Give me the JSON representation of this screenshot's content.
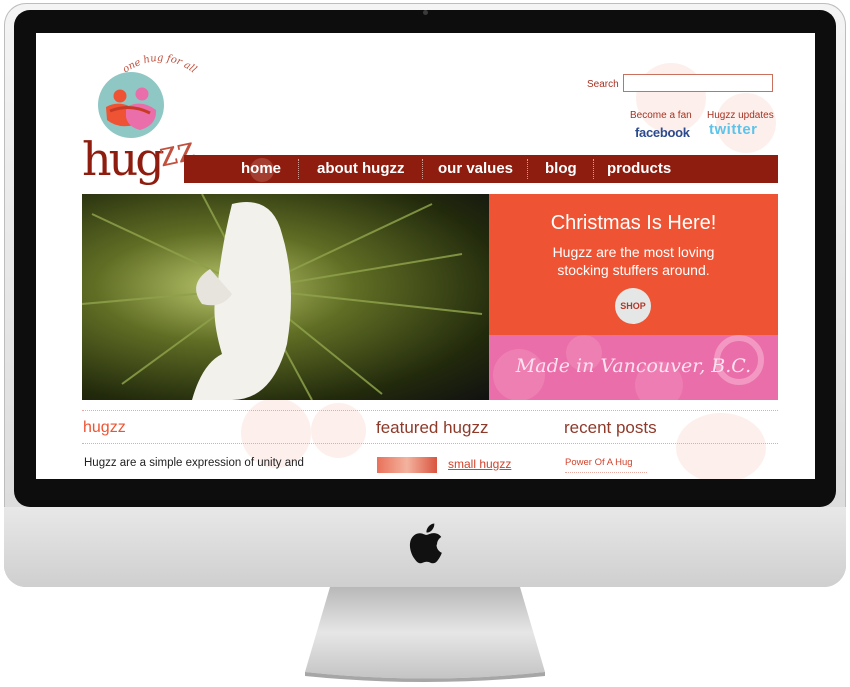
{
  "site": {
    "tagline": "one hug for all",
    "logo_text": "hugzz"
  },
  "header": {
    "search_label": "Search",
    "search_value": "",
    "fan_text": "Become a fan",
    "facebook_label": "facebook",
    "updates_text": "Hugzz updates",
    "twitter_label": "twitter"
  },
  "nav": {
    "items": [
      {
        "label": "home"
      },
      {
        "label": "about hugzz"
      },
      {
        "label": "our values"
      },
      {
        "label": "blog"
      },
      {
        "label": "products"
      }
    ]
  },
  "promo": {
    "title": "Christmas Is Here!",
    "line1": "Hugzz are the most loving",
    "line2": "stocking stuffers around.",
    "button": "SHOP",
    "made_in": "Made in Vancouver, B.C."
  },
  "sections": {
    "about_title": "hugzz",
    "about_text": "Hugzz are a simple expression of unity and",
    "featured_title": "featured hugzz",
    "featured_item": "small hugzz",
    "recent_title": "recent posts",
    "recent_post": "Power Of A Hug"
  },
  "colors": {
    "brand_red": "#8e1d0f",
    "promo_orange": "#ee5433",
    "promo_pink": "#ea6ea9",
    "accent_teal": "#8fc7c4",
    "facebook_blue": "#2c4a8c",
    "twitter_blue": "#5ec3ea"
  }
}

——————

• Given exercise:
Each entry must be retyped word for word, with every image omitted.

• Reply:
Give me the JSON representation of this screenshot's content.
{
  "site": {
    "tagline": "one hug for all",
    "logo_text": "hugzz"
  },
  "header": {
    "search_label": "Search",
    "search_value": "",
    "fan_text": "Become a fan",
    "facebook_label": "facebook",
    "updates_text": "Hugzz updates",
    "twitter_label": "twitter"
  },
  "nav": {
    "items": [
      {
        "label": "home"
      },
      {
        "label": "about hugzz"
      },
      {
        "label": "our values"
      },
      {
        "label": "blog"
      },
      {
        "label": "products"
      }
    ]
  },
  "promo": {
    "title": "Christmas Is Here!",
    "line1": "Hugzz are the most loving",
    "line2": "stocking stuffers around.",
    "button": "SHOP",
    "made_in": "Made in Vancouver, B.C."
  },
  "sections": {
    "about_title": "hugzz",
    "about_text": "Hugzz are a simple expression of unity and",
    "featured_title": "featured hugzz",
    "featured_item": "small hugzz",
    "recent_title": "recent posts",
    "recent_post": "Power Of A Hug"
  },
  "colors": {
    "brand_red": "#8e1d0f",
    "promo_orange": "#ee5433",
    "promo_pink": "#ea6ea9",
    "accent_teal": "#8fc7c4",
    "facebook_blue": "#2c4a8c",
    "twitter_blue": "#5ec3ea"
  }
}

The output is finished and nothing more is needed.